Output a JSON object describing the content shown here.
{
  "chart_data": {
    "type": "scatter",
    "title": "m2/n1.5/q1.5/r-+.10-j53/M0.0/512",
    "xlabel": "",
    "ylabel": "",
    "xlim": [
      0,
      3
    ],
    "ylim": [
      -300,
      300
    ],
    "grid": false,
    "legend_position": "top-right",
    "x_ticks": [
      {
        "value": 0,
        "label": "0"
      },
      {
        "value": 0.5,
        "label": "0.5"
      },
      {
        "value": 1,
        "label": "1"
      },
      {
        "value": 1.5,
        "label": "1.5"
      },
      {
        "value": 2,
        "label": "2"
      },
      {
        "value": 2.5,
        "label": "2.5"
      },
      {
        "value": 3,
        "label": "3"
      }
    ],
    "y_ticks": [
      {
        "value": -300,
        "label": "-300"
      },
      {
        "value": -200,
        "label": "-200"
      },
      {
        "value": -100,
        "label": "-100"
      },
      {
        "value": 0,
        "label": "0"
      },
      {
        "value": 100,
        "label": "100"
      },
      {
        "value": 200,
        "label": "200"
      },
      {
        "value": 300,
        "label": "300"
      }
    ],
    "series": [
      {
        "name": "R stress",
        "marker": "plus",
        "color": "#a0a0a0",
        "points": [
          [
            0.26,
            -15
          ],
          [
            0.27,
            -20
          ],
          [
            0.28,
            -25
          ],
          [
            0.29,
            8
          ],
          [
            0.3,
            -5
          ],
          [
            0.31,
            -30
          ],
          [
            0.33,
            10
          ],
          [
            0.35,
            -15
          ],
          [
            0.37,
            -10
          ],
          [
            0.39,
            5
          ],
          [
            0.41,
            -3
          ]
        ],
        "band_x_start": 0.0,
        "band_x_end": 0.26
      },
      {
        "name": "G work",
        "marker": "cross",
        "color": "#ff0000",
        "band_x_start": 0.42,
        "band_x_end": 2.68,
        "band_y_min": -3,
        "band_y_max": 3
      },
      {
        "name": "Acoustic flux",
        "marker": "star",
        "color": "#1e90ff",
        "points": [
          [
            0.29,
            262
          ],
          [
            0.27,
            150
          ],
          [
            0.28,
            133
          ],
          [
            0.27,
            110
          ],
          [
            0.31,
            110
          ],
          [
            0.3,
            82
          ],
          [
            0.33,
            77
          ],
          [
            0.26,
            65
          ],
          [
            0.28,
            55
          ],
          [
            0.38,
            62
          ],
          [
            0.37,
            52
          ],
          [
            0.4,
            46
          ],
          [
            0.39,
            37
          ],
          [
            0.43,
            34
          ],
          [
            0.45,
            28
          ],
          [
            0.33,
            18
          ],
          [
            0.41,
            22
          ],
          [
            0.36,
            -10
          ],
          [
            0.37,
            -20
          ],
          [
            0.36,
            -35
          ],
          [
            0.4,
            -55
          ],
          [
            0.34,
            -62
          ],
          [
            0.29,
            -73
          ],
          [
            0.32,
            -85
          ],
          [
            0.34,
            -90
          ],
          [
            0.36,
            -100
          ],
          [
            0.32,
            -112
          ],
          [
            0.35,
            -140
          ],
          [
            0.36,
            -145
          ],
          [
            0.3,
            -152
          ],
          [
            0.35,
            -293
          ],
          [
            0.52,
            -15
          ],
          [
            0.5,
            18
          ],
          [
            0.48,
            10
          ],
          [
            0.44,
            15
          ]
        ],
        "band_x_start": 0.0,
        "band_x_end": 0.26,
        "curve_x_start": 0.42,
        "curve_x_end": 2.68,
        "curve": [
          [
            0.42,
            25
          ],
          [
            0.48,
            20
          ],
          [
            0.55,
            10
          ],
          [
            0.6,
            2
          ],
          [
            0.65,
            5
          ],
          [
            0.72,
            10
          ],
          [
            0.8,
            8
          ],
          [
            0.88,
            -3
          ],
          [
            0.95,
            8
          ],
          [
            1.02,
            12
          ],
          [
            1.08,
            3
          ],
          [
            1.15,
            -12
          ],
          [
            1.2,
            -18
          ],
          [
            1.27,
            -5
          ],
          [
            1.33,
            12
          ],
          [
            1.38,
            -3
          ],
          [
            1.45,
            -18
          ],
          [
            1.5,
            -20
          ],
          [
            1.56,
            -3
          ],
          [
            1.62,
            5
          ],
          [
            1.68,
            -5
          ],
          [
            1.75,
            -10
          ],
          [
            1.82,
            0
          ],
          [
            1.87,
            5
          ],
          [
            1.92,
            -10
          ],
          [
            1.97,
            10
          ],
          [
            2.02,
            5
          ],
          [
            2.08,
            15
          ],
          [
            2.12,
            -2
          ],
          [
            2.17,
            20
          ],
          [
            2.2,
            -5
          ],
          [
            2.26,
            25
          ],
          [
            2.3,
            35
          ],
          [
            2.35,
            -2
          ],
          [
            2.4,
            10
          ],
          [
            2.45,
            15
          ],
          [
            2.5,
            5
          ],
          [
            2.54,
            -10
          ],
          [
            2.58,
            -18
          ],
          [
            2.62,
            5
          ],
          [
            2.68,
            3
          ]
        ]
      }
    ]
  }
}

::::::::

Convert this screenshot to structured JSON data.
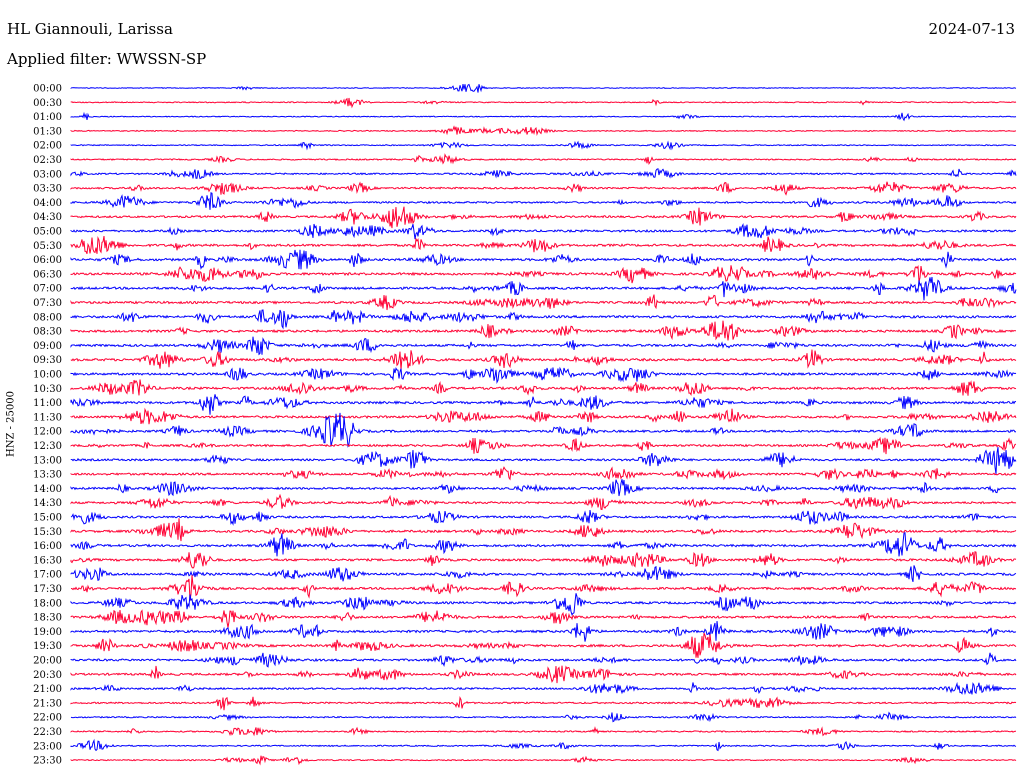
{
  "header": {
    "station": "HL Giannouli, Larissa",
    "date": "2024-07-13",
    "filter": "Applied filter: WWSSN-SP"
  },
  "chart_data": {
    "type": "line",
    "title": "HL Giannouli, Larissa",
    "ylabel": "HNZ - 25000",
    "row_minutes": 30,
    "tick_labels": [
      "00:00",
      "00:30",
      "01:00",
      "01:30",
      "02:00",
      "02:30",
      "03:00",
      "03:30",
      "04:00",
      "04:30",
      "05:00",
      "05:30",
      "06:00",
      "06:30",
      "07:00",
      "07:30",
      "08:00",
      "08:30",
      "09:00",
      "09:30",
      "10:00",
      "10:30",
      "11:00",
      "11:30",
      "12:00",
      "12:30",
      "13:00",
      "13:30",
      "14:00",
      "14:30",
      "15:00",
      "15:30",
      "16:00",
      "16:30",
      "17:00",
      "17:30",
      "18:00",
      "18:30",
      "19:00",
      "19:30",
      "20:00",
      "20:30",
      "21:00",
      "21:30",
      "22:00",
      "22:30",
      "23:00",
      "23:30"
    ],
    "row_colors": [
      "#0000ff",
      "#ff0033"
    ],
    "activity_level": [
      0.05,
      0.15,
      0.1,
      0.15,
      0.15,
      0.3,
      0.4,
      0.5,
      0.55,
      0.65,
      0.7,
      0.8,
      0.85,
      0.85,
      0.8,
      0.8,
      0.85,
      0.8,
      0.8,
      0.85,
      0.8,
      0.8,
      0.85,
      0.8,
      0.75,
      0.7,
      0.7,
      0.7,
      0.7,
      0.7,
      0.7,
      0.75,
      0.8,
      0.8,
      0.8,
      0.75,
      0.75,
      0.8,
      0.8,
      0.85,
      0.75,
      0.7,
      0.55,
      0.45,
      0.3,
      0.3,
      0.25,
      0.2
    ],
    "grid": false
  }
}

::::::::

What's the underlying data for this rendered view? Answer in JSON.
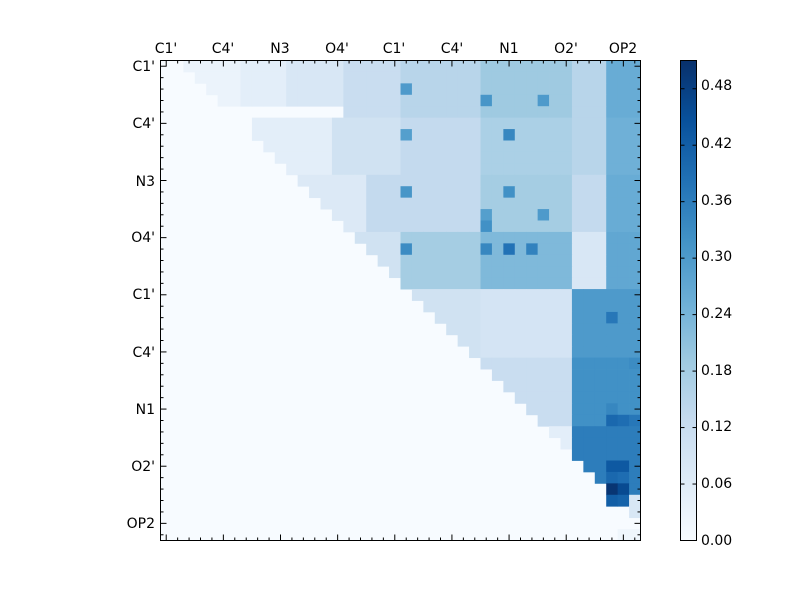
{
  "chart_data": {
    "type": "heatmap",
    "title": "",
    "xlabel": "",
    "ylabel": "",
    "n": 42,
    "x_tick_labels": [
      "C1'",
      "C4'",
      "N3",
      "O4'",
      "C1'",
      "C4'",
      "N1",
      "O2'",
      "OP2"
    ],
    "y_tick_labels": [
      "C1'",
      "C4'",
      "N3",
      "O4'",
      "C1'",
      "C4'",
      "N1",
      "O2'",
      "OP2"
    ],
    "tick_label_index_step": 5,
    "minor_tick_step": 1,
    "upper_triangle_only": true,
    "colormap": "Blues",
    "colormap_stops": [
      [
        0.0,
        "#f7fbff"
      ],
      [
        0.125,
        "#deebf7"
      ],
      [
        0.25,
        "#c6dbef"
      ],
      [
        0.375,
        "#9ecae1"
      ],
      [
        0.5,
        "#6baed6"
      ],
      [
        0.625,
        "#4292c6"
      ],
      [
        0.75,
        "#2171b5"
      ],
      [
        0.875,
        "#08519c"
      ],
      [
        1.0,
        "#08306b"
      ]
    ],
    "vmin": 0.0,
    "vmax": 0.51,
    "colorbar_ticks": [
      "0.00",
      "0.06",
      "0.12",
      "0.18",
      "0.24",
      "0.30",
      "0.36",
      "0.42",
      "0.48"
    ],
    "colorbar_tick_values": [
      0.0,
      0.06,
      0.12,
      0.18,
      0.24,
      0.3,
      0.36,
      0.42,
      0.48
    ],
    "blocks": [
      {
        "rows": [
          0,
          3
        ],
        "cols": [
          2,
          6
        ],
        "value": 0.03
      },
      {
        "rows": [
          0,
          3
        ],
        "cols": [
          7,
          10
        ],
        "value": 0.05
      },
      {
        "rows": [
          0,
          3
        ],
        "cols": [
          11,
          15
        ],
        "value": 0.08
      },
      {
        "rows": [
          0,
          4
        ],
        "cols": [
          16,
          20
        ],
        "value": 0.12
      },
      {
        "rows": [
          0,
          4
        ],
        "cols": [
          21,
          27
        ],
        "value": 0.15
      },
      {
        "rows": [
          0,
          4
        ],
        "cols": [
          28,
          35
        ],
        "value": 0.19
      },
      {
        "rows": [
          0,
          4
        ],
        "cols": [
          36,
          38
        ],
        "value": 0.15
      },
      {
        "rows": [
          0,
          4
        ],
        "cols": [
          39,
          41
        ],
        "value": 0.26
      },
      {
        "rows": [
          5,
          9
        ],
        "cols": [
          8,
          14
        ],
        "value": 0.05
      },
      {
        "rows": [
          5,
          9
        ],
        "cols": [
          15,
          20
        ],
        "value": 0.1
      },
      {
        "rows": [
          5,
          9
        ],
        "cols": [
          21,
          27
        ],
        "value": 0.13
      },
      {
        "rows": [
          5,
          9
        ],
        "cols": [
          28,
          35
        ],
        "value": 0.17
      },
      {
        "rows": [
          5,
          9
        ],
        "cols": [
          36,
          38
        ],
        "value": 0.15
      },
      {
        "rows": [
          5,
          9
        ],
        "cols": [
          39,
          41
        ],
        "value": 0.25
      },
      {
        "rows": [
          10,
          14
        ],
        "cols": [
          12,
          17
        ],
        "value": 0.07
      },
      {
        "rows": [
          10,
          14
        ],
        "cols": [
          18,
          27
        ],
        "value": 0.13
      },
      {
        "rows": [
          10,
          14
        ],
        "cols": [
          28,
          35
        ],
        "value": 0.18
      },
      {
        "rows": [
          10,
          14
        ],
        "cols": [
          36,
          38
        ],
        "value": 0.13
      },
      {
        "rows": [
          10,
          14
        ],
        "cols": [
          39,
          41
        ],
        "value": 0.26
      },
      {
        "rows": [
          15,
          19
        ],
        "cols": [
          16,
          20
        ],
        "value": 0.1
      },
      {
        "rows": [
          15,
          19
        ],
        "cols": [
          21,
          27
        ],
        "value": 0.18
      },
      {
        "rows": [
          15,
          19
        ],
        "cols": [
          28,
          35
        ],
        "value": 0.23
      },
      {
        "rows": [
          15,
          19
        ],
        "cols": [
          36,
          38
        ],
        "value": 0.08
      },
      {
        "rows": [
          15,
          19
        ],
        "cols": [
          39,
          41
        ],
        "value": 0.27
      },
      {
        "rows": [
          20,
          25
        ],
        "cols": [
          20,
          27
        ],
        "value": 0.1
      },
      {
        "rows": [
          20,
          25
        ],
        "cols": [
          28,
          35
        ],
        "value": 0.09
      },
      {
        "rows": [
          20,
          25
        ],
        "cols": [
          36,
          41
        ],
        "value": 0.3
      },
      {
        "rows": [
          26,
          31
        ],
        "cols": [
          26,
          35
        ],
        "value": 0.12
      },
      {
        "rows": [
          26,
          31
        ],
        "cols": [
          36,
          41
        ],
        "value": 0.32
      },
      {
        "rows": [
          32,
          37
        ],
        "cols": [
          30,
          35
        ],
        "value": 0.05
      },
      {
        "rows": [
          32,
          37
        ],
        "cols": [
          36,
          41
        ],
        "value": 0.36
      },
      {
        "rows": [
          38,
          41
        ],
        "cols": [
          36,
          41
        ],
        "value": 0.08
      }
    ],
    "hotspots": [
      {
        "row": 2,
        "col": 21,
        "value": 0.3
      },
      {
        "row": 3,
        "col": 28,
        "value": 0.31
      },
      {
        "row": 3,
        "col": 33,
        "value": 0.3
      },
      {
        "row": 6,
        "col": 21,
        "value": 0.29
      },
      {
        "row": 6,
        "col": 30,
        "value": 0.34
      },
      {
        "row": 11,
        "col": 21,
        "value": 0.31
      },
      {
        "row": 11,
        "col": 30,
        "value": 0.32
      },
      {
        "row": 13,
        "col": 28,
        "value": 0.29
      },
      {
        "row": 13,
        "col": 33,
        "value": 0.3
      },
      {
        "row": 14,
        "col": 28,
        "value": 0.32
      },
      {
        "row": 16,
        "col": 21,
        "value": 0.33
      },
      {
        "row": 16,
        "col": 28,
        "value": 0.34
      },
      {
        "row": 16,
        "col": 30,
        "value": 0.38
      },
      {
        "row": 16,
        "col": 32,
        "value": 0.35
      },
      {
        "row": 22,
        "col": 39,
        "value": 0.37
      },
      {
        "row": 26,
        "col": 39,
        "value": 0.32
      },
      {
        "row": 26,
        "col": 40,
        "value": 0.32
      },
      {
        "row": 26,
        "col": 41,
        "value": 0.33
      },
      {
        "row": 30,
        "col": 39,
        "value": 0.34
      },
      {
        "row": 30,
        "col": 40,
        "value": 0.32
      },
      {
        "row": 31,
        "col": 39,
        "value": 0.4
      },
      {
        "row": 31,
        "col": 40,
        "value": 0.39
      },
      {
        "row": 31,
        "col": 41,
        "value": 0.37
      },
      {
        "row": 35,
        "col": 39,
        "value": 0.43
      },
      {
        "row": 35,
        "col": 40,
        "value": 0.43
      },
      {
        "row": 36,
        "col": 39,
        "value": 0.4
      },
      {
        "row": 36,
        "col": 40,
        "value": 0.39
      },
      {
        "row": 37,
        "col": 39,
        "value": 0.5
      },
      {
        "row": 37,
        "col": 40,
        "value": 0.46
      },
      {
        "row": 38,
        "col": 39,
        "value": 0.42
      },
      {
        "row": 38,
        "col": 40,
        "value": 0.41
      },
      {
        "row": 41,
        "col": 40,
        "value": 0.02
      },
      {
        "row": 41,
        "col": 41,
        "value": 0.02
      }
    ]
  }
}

::::::::

▸ Objective
Copy every line of the listing that contains the word "this".

▸ Solution
Convert this screenshot to structured JSON data.
What's the underlying data for this rendered view? Answer in JSON.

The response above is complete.